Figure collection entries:
────
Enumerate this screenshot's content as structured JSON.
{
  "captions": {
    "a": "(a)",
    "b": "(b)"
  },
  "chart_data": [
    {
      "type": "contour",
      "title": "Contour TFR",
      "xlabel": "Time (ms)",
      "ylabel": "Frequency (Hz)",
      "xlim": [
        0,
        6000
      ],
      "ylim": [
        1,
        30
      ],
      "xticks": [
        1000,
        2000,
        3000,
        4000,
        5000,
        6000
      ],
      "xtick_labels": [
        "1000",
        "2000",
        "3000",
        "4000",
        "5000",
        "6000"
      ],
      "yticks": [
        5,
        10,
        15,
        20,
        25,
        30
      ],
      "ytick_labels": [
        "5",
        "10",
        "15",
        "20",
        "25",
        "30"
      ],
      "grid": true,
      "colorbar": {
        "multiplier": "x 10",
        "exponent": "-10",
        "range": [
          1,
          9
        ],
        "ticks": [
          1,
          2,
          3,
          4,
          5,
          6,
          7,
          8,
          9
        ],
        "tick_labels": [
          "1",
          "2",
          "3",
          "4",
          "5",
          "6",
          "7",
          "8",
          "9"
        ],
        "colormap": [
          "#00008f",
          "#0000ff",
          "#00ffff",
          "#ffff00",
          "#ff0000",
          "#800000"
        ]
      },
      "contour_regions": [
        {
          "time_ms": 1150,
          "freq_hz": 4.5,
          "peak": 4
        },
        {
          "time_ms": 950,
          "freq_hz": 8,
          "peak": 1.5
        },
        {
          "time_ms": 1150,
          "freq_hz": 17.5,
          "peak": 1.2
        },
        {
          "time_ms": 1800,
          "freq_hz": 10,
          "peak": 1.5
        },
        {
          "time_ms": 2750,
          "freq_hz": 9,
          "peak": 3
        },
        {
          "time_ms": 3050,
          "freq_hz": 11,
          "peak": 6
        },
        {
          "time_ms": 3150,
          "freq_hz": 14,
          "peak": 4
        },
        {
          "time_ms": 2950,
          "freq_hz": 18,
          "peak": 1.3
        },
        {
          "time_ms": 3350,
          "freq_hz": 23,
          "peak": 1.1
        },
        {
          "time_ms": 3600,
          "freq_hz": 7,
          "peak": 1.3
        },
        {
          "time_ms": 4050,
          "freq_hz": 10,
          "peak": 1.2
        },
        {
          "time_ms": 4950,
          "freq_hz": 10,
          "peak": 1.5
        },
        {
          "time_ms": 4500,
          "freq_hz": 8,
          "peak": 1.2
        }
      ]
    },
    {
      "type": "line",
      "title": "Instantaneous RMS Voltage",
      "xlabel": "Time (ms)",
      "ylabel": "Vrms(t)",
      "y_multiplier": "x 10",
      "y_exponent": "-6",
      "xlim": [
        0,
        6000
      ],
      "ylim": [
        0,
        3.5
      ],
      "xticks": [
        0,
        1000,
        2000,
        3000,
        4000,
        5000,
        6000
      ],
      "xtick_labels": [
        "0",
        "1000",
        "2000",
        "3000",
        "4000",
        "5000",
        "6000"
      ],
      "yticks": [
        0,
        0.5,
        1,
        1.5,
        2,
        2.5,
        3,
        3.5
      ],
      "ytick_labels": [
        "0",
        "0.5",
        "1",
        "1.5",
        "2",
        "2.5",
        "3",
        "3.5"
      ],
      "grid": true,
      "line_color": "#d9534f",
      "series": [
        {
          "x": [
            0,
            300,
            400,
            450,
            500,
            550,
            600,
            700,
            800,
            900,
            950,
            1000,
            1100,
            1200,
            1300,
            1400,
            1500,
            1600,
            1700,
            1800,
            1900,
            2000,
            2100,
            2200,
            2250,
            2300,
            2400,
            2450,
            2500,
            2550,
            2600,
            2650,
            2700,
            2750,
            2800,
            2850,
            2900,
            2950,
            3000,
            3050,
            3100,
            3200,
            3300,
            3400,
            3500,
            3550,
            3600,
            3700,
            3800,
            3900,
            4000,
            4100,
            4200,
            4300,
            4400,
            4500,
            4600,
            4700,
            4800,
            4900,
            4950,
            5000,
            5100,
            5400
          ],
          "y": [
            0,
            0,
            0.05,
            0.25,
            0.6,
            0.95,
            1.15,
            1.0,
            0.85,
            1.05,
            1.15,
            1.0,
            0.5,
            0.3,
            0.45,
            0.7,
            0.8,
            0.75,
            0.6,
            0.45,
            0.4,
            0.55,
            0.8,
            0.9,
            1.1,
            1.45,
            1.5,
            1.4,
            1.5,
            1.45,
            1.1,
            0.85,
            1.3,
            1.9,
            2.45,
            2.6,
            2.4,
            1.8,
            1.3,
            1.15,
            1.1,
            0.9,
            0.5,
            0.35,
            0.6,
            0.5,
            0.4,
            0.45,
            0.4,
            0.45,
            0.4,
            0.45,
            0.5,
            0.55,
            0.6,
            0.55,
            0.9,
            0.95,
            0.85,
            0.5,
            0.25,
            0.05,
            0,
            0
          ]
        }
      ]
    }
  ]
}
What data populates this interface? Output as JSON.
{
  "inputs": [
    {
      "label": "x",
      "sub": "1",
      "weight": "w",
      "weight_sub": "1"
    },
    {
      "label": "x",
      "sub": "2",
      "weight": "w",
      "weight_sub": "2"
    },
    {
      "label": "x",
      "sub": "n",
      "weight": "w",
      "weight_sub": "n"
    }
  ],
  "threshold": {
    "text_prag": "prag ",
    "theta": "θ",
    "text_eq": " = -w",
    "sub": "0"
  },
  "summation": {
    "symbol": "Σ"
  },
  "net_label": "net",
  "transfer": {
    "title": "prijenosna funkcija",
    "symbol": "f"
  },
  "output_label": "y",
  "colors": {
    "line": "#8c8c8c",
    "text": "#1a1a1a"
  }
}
────
_Short problem_
Copy the material above back out, exactly as written.

_Finished task_
Enumerate this screenshot's content as structured JSON.
{
  "captions": {
    "a": "(a)",
    "b": "(b)"
  },
  "chart_data": [
    {
      "type": "contour",
      "title": "Contour TFR",
      "xlabel": "Time (ms)",
      "ylabel": "Frequency (Hz)",
      "xlim": [
        0,
        6000
      ],
      "ylim": [
        1,
        30
      ],
      "xticks": [
        1000,
        2000,
        3000,
        4000,
        5000,
        6000
      ],
      "xtick_labels": [
        "1000",
        "2000",
        "3000",
        "4000",
        "5000",
        "6000"
      ],
      "yticks": [
        5,
        10,
        15,
        20,
        25,
        30
      ],
      "ytick_labels": [
        "5",
        "10",
        "15",
        "20",
        "25",
        "30"
      ],
      "grid": true,
      "colorbar": {
        "multiplier": "x 10",
        "exponent": "-10",
        "range": [
          1,
          9
        ],
        "ticks": [
          1,
          2,
          3,
          4,
          5,
          6,
          7,
          8,
          9
        ],
        "tick_labels": [
          "1",
          "2",
          "3",
          "4",
          "5",
          "6",
          "7",
          "8",
          "9"
        ],
        "colormap": [
          "#00008f",
          "#0000ff",
          "#00ffff",
          "#ffff00",
          "#ff0000",
          "#800000"
        ]
      },
      "contour_regions": [
        {
          "time_ms": 1150,
          "freq_hz": 4.5,
          "peak": 4
        },
        {
          "time_ms": 950,
          "freq_hz": 8,
          "peak": 1.5
        },
        {
          "time_ms": 1150,
          "freq_hz": 17.5,
          "peak": 1.2
        },
        {
          "time_ms": 1800,
          "freq_hz": 10,
          "peak": 1.5
        },
        {
          "time_ms": 2750,
          "freq_hz": 9,
          "peak": 3
        },
        {
          "time_ms": 3050,
          "freq_hz": 11,
          "peak": 6
        },
        {
          "time_ms": 3150,
          "freq_hz": 14,
          "peak": 4
        },
        {
          "time_ms": 2950,
          "freq_hz": 18,
          "peak": 1.3
        },
        {
          "time_ms": 3350,
          "freq_hz": 23,
          "peak": 1.1
        },
        {
          "time_ms": 3600,
          "freq_hz": 7,
          "peak": 1.3
        },
        {
          "time_ms": 4050,
          "freq_hz": 10,
          "peak": 1.2
        },
        {
          "time_ms": 4950,
          "freq_hz": 10,
          "peak": 1.5
        },
        {
          "time_ms": 4500,
          "freq_hz": 8,
          "peak": 1.2
        }
      ]
    },
    {
      "type": "line",
      "title": "Instantaneous RMS Voltage",
      "xlabel": "Time (ms)",
      "ylabel": "Vrms(t)",
      "y_multiplier": "x 10",
      "y_exponent": "-6",
      "xlim": [
        0,
        6000
      ],
      "ylim": [
        0,
        3.5
      ],
      "xticks": [
        0,
        1000,
        2000,
        3000,
        4000,
        5000,
        6000
      ],
      "xtick_labels": [
        "0",
        "1000",
        "2000",
        "3000",
        "4000",
        "5000",
        "6000"
      ],
      "yticks": [
        0,
        0.5,
        1,
        1.5,
        2,
        2.5,
        3,
        3.5
      ],
      "ytick_labels": [
        "0",
        "0.5",
        "1",
        "1.5",
        "2",
        "2.5",
        "3",
        "3.5"
      ],
      "grid": true,
      "line_color": "#d9534f",
      "series": [
        {
          "x": [
            0,
            300,
            400,
            450,
            500,
            550,
            600,
            700,
            800,
            900,
            950,
            1000,
            1100,
            1200,
            1300,
            1400,
            1500,
            1600,
            1700,
            1800,
            1900,
            2000,
            2100,
            2200,
            2250,
            2300,
            2400,
            2450,
            2500,
            2550,
            2600,
            2650,
            2700,
            2750,
            2800,
            2850,
            2900,
            2950,
            3000,
            3050,
            3100,
            3200,
            3300,
            3400,
            3500,
            3550,
            3600,
            3700,
            3800,
            3900,
            4000,
            4100,
            4200,
            4300,
            4400,
            4500,
            4600,
            4700,
            4800,
            4900,
            4950,
            5000,
            5100,
            5400
          ],
          "y": [
            0,
            0,
            0.05,
            0.25,
            0.6,
            0.95,
            1.15,
            1.0,
            0.85,
            1.05,
            1.15,
            1.0,
            0.5,
            0.3,
            0.45,
            0.7,
            0.8,
            0.75,
            0.6,
            0.45,
            0.4,
            0.55,
            0.8,
            0.9,
            1.1,
            1.45,
            1.5,
            1.4,
            1.5,
            1.45,
            1.1,
            0.85,
            1.3,
            1.9,
            2.45,
            2.6,
            2.4,
            1.8,
            1.3,
            1.15,
            1.1,
            0.9,
            0.5,
            0.35,
            0.6,
            0.5,
            0.4,
            0.45,
            0.4,
            0.45,
            0.4,
            0.45,
            0.5,
            0.55,
            0.6,
            0.55,
            0.9,
            0.95,
            0.85,
            0.5,
            0.25,
            0.05,
            0,
            0
          ]
        }
      ]
    }
  ]
}
What data populates this interface? Output as JSON.
{
  "inputs": [
    {
      "label": "x",
      "sub": "1",
      "weight": "w",
      "weight_sub": "1"
    },
    {
      "label": "x",
      "sub": "2",
      "weight": "w",
      "weight_sub": "2"
    },
    {
      "label": "x",
      "sub": "n",
      "weight": "w",
      "weight_sub": "n"
    }
  ],
  "threshold": {
    "text_prag": "prag ",
    "theta": "θ",
    "text_eq": " = -w",
    "sub": "0"
  },
  "summation": {
    "symbol": "Σ"
  },
  "net_label": "net",
  "transfer": {
    "title": "prijenosna funkcija",
    "symbol": "f"
  },
  "output_label": "y",
  "colors": {
    "line": "#8c8c8c",
    "text": "#1a1a1a"
  }
}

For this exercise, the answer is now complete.